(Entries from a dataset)
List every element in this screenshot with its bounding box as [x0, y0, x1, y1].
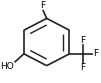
Text: HO: HO: [0, 62, 14, 71]
Text: F: F: [80, 36, 85, 45]
Text: F: F: [93, 49, 98, 58]
Text: F: F: [80, 63, 85, 72]
Text: F: F: [41, 1, 46, 10]
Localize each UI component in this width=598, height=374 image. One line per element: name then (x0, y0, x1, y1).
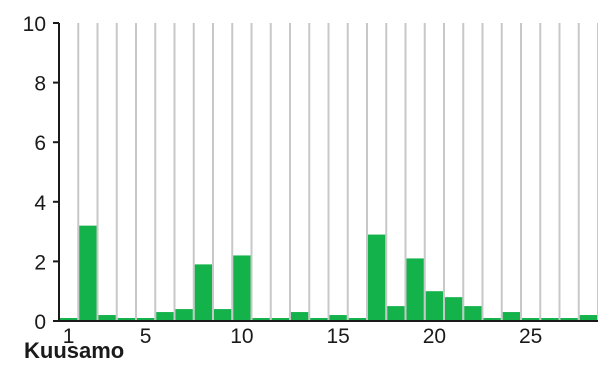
y-tick-label: 4 (34, 192, 46, 215)
bar-day-23 (483, 318, 501, 321)
grid-lines (77, 23, 598, 321)
bar-day-14 (310, 318, 328, 321)
bar-day-12 (271, 318, 289, 321)
bar-day-16 (348, 318, 366, 321)
bar-day-22 (464, 306, 482, 321)
bar-day-4 (117, 318, 135, 321)
bar-day-20 (425, 291, 443, 321)
bar-day-5 (137, 318, 155, 321)
bar-day-15 (329, 315, 347, 321)
x-tick-label: 20 (423, 325, 446, 348)
chart-title: Kuusamo (24, 338, 125, 363)
bar-day-11 (252, 318, 270, 321)
bar-day-18 (387, 306, 405, 321)
y-tick-label: 0 (34, 311, 46, 334)
bar-day-3 (98, 315, 116, 321)
bars (60, 225, 597, 321)
bar-day-8 (194, 264, 212, 321)
bar-day-6 (156, 312, 174, 321)
bar-day-10 (233, 255, 251, 321)
x-tick-label: 1 (63, 325, 75, 348)
bar-day-13 (291, 312, 309, 321)
y-tick-label: 8 (34, 73, 46, 96)
bar-day-24 (502, 312, 520, 321)
x-tick-label: 10 (230, 325, 253, 348)
y-tick-label: 2 (34, 251, 46, 274)
bar-day-9 (214, 309, 232, 321)
bar-day-21 (445, 297, 463, 321)
y-tick-labels: 0 2 4 6 8 10 (23, 13, 59, 334)
bar-day-2 (79, 225, 97, 321)
bar-day-26 (541, 318, 559, 321)
bar-day-1 (60, 318, 78, 321)
x-tick-labels: 1 5 10 15 20 25 (63, 325, 543, 348)
bar-day-7 (175, 309, 193, 321)
y-tick-label: 6 (34, 132, 46, 155)
x-tick-label: 25 (519, 325, 542, 348)
x-tick-label: 15 (326, 325, 349, 348)
axes (58, 23, 598, 322)
bar-day-17 (368, 234, 386, 321)
bar-day-27 (560, 318, 578, 321)
bar-day-25 (522, 318, 540, 321)
x-tick-label: 5 (140, 325, 152, 348)
y-tick-label: 10 (23, 13, 46, 36)
bar-day-28 (579, 315, 597, 321)
bar-day-19 (406, 258, 424, 321)
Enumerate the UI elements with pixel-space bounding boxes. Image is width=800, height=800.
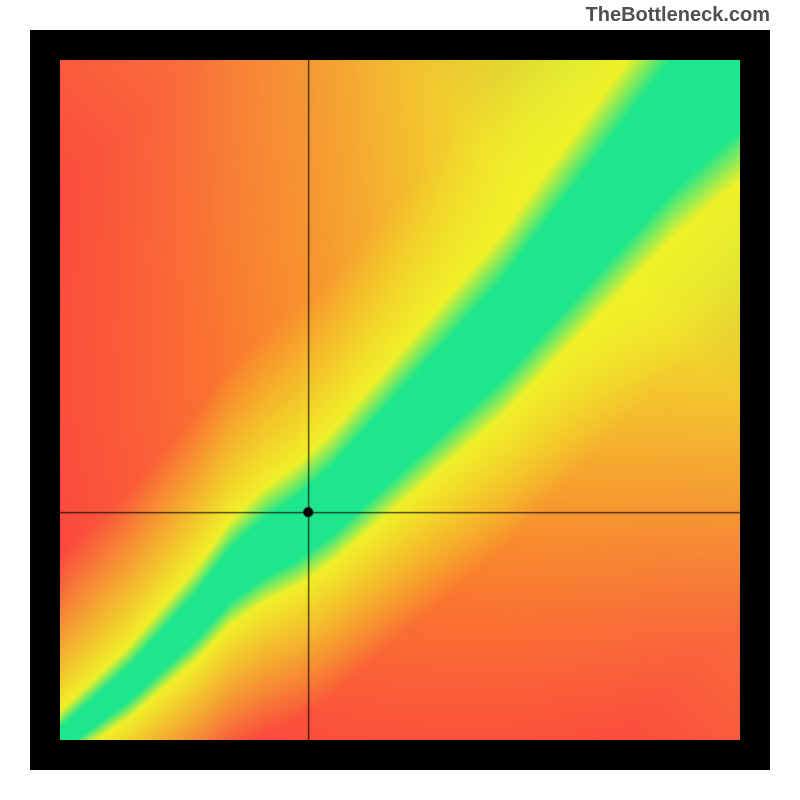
heatmap-canvas [60, 60, 740, 740]
watermark-text: TheBottleneck.com [586, 4, 770, 27]
chart-frame [30, 30, 770, 770]
heatmap-plot [60, 60, 740, 740]
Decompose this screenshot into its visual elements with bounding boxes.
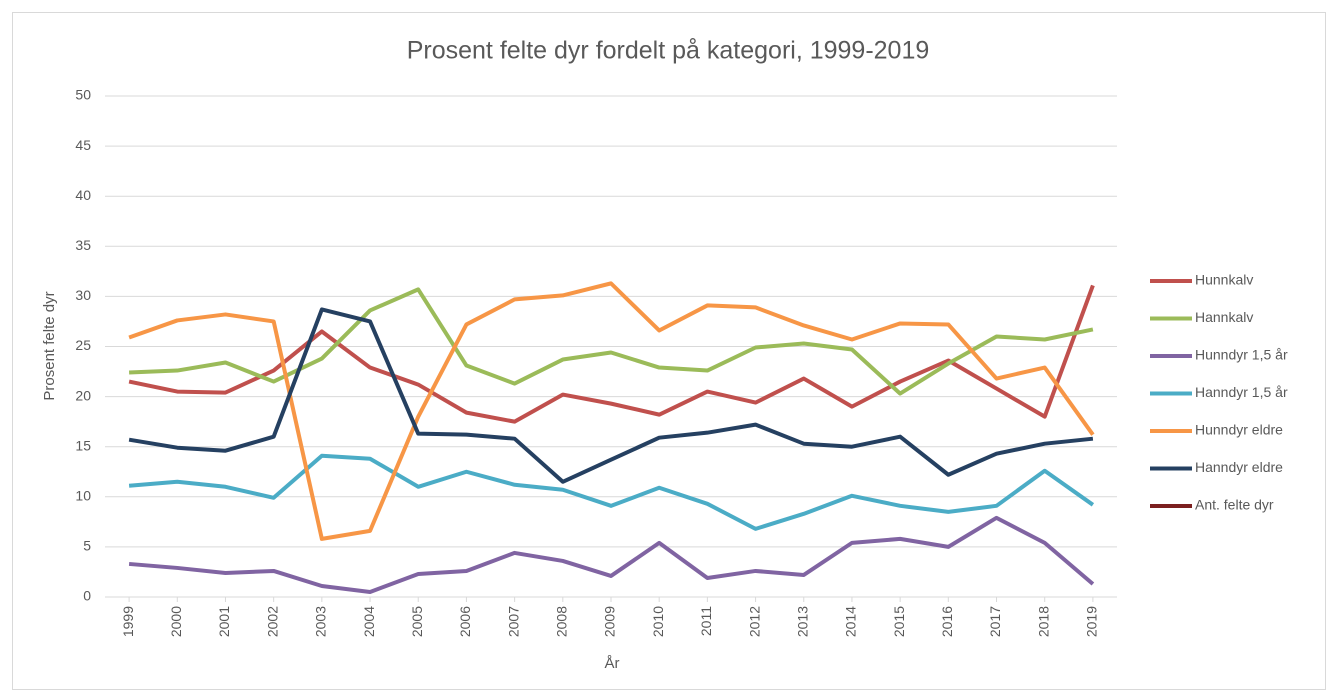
legend-label: Hunnkalv [1195, 272, 1253, 288]
x-tick-label: 2010 [650, 606, 666, 637]
series-line [128, 453, 1095, 531]
x-tick-label: 2002 [264, 606, 280, 637]
x-tick-label: 2011 [698, 606, 714, 636]
y-tick-label: 15 [75, 437, 91, 453]
x-tick-label: 2019 [1084, 606, 1100, 637]
x-tick-label: 1999 [120, 606, 136, 637]
series-line [128, 284, 1095, 424]
x-tick-label: 2013 [794, 606, 810, 637]
y-tick-label: 5 [83, 538, 91, 554]
x-tick-label: 2012 [746, 606, 762, 637]
y-tick-label: 25 [75, 337, 91, 353]
y-tick-label: 45 [75, 137, 91, 153]
x-tick-label: 2000 [168, 606, 184, 637]
x-tick-label: 2005 [409, 606, 425, 637]
y-tick-label: 40 [75, 187, 91, 203]
legend-label: Ant. felte dyr [1195, 497, 1274, 513]
x-tick-label: 2017 [987, 606, 1003, 637]
y-tick-label: 30 [75, 287, 91, 303]
y-tick-label: 10 [75, 488, 91, 504]
x-tick-label: 2015 [891, 606, 907, 637]
series-line [129, 287, 1094, 396]
x-tick-label: 2014 [843, 606, 859, 637]
x-tick-label: 2018 [1035, 606, 1051, 637]
x-tick-label: 2004 [361, 606, 377, 637]
series-line [128, 515, 1095, 594]
legend-label: Hunndyr eldre [1195, 422, 1283, 438]
legend-label: Hanndyr eldre [1195, 459, 1283, 475]
y-axis-label: Prosent felte dyr [41, 291, 58, 400]
chart-frame [12, 12, 1326, 690]
series-line [128, 307, 1094, 484]
x-axis-label: År [605, 655, 620, 672]
chart-title: Prosent felte dyr fordelt på kategori, 1… [407, 37, 930, 65]
legend-label: Hanndyr 1,5 år [1195, 384, 1288, 400]
x-tick-label: 2003 [313, 606, 329, 637]
x-tick-label: 2008 [554, 606, 570, 637]
x-tick-label: 2001 [216, 606, 232, 637]
y-tick-label: 50 [75, 87, 91, 103]
x-tick-label: 2007 [505, 606, 521, 637]
legend-label: Hannkalv [1195, 309, 1253, 325]
legend-label: Hunndyr 1,5 år [1195, 347, 1288, 363]
x-tick-label: 2016 [939, 606, 955, 637]
x-tick-label: 2009 [602, 606, 618, 637]
x-tick-label: 2006 [457, 606, 473, 637]
y-tick-label: 0 [83, 588, 91, 604]
y-tick-label: 35 [75, 237, 91, 253]
y-tick-label: 20 [75, 387, 91, 403]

WHAT THE EXERCISE ASKS:
Convert the stretch of entries from the beginning through the line containing "Localize each UI" into a JSON list of strings, with one string per line and blank lines omitted. Leave the pictures out of the list.

ANSWER BELOW:
[
  "List every element in this screenshot with its bounding box as [x0, y0, x1, y1].",
  "Text: HO: HO: [0, 62, 14, 71]",
  "Text: F: F: [80, 36, 85, 45]",
  "Text: F: F: [93, 49, 98, 58]",
  "Text: F: F: [80, 63, 85, 72]",
  "Text: F: F: [41, 1, 46, 10]",
  "Localize each UI component in this width=598, height=374 image. One line per element: name then (x0, y0, x1, y1)."
]